Transcribe the data that follows precisely, omitting nothing.

+ + + + + + +

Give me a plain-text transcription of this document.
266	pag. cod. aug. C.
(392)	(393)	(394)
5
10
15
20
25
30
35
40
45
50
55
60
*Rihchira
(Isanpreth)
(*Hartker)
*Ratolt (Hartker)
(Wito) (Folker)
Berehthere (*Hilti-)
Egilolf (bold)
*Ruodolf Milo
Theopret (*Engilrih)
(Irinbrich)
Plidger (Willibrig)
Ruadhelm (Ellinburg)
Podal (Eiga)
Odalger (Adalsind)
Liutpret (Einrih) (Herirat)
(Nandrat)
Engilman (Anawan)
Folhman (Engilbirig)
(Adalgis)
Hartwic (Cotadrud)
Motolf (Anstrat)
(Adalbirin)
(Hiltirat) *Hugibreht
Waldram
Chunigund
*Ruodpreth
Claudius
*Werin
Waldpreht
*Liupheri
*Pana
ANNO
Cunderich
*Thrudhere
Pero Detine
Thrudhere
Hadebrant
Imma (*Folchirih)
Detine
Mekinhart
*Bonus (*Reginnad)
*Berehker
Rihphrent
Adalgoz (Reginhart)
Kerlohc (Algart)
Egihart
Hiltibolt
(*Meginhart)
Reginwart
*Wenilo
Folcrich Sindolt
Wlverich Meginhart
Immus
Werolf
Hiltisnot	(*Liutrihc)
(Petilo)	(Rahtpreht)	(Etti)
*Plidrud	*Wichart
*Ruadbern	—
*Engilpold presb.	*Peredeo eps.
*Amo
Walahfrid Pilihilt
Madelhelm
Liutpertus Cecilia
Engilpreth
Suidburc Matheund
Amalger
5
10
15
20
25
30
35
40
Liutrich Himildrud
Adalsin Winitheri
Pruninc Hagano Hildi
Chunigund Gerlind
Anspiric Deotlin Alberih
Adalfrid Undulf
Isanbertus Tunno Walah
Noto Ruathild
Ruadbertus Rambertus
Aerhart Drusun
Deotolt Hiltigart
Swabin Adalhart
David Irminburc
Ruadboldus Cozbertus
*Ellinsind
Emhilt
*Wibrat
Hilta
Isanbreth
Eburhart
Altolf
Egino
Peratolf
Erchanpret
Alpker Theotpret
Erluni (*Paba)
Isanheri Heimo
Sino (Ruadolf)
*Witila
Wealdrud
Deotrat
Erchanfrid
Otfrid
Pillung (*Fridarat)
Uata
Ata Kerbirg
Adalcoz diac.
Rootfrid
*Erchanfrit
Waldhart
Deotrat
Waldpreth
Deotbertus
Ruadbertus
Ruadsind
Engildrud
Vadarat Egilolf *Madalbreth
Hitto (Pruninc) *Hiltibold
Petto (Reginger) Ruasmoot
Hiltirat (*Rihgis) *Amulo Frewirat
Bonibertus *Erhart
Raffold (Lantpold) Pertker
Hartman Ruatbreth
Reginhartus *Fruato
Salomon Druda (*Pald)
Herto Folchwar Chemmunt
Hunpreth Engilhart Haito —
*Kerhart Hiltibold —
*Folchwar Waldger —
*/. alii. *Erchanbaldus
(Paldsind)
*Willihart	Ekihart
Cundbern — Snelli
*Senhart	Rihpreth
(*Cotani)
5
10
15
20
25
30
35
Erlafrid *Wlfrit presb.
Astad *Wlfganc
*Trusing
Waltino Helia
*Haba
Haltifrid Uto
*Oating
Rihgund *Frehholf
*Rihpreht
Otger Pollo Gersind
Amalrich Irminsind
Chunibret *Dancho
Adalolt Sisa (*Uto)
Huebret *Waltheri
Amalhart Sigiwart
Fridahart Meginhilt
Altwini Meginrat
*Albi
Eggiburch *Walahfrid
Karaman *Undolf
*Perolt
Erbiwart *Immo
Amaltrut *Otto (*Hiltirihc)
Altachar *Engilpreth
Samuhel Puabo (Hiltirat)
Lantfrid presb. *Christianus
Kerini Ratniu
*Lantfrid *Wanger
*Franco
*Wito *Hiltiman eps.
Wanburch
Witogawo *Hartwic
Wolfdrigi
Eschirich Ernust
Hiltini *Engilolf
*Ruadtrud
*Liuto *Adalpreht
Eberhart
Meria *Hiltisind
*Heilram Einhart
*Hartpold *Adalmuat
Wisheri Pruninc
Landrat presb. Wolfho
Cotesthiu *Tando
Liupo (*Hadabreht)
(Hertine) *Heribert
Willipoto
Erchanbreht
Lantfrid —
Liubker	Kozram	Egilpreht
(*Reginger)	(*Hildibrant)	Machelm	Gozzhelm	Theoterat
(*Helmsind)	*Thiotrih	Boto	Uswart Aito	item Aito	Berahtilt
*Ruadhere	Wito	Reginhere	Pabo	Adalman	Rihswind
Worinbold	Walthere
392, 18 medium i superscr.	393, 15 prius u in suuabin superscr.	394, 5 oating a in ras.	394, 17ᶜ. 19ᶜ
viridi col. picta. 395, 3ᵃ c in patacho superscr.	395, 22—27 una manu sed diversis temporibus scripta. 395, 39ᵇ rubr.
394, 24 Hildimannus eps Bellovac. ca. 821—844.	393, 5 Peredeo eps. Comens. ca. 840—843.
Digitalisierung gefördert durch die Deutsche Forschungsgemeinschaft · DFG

+ + + + + + +

TASK SOLUTION
Give me a plain-text transcription of this document.
266	pag. cod. aug. C.
(392)	(393)	(394)
5
10
15
20
25
30
35
40
45
50
55
60
*Rihchira
(Isanpreth)
(*Hartker)
*Ratolt (Hartker)
(Wito) (Folker)
Berehthere (*Hilti-)
Egilolf (bold)
*Ruodolf Milo
Theopret (*Engilrih)
(Irinbrich)
Plidger (Willibrig)
Ruadhelm (Ellinburg)
Podal (Eiga)
Odalger (Adalsind)
Liutpret (Einrih) (Herirat)
(Nandrat)
Engilman (Anawan)
Folhman (Engilbirig)
(Adalgis)
Hartwic (Cotadrud)
Motolf (Anstrat)
(Adalbirin)
(Hiltirat) *Hugibreht
Waldram
Chunigund
*Ruodpreth
Claudius
*Werin
Waldpreht
*Liupheri
*Pana
ANNO
Cunderich
*Thrudhere
Pero Detine
Thrudhere
Hadebrant
Imma (*Folchirih)
Detine
Mekinhart
*Bonus (*Reginnad)
*Berehker
Rihphrent
Adalgoz (Reginhart)
Kerlohc (Algart)
Egihart
Hiltibolt
(*Meginhart)
Reginwart
*Wenilo
Folcrich Sindolt
Wlverich Meginhart
Immus
Werolf
Hiltisnot	(*Liutrihc)
(Petilo)	(Rahtpreht)	(Etti)
*Plidrud	*Wichart
*Ruadbern	—
*Engilpold presb.	*Peredeo eps.
*Amo
Walahfrid Pilihilt
Madelhelm
Liutpertus Cecilia
Engilpreth
Suidburc Matheund
Amalger
5
10
15
20
25
30
35
40
Liutrich Himildrud
Adalsin Winitheri
Pruninc Hagano Hildi
Chunigund Gerlind
Anspiric Deotlin Alberih
Adalfrid Undulf
Isanbertus Tunno Walah
Noto Ruathild
Ruadbertus Rambertus
Aerhart Drusun
Deotolt Hiltigart
Swabin Adalhart
David Irminburc
Ruadboldus Cozbertus
*Ellinsind
Emhilt
*Wibrat
Hilta
Isanbreth
Eburhart
Altolf
Egino
Peratolf
Erchanpret
Alpker Theotpret
Erluni (*Paba)
Isanheri Heimo
Sino (Ruadolf)
*Witila
Wealdrud
Deotrat
Erchanfrid
Otfrid
Pillung (*Fridarat)
Uata
Ata Kerbirg
Adalcoz diac.
Rootfrid
*Erchanfrit
Waldhart
Deotrat
Waldpreth
Deotbertus
Ruadbertus
Ruadsind
Engildrud
Vadarat Egilolf *Madalbreth
Hitto (Pruninc) *Hiltibold
Petto (Reginger) Ruasmoot
Hiltirat (*Rihgis) *Amulo Frewirat
Bonibertus *Erhart
Raffold (Lantpold) Pertker
Hartman Ruatbreth
Reginhartus *Fruato
Salomon Druda (*Pald)
Herto Folchwar Chemmunt
Hunpreth Engilhart Haito —
*Kerhart Hiltibold —
*Folchwar Waldger —
*/. alii. *Erchanbaldus
(Paldsind)
*Willihart	Ekihart
Cundbern — Snelli
*Senhart	Rihpreth
(*Cotani)
5
10
15
20
25
30
35
Erlafrid *Wlfrit presb.
Astad *Wlfganc
*Trusing
Waltino Helia
*Haba
Haltifrid Uto
*Oating
Rihgund *Frehholf
*Rihpreht
Otger Pollo Gersind
Amalrich Irminsind
Chunibret *Dancho
Adalolt Sisa (*Uto)
Huebret *Waltheri
Amalhart Sigiwart
Fridahart Meginhilt
Altwini Meginrat
*Albi
Eggiburch *Walahfrid
Karaman *Undolf
*Perolt
Erbiwart *Immo
Amaltrut *Otto (*Hiltirihc)
Altachar *Engilpreth
Samuhel Puabo (Hiltirat)
Lantfrid presb. *Christianus
Kerini Ratniu
*Lantfrid *Wanger
*Franco
*Wito *Hiltiman eps.
Wanburch
Witogawo *Hartwic
Wolfdrigi
Eschirich Ernust
Hiltini *Engilolf
*Ruadtrud
*Liuto *Adalpreht
Eberhart
Meria *Hiltisind
*Heilram Einhart
*Hartpold *Adalmuat
Wisheri Pruninc
Landrat presb. Wolfho
Cotesthiu *Tando
Liupo (*Hadabreht)
(Hertine) *Heribert
Willipoto
Erchanbreht
Lantfrid —
Liubker	Kozram	Egilpreht
(*Reginger)	(*Hildibrant)	Machelm	Gozzhelm	Theoterat
(*Helmsind)	*Thiotrih	Boto	Uswart Aito	item Aito	Berahtilt
*Ruadhere	Wito	Reginhere	Pabo	Adalman	Rihswind
Worinbold	Walthere
392, 18 medium i superscr.	393, 15 prius u in suuabin superscr.	394, 5 oating a in ras.	394, 17ᶜ. 19ᶜ
viridi col. picta. 395, 3ᵃ c in patacho superscr.	395, 22—27 una manu sed diversis temporibus scripta. 395, 39ᵇ rubr.
394, 24 Hildimannus eps Bellovac. ca. 821—844.	393, 5 Peredeo eps. Comens. ca. 840—843.
Digitalisierung gefördert durch die Deutsche Forschungsgemeinschaft · DFG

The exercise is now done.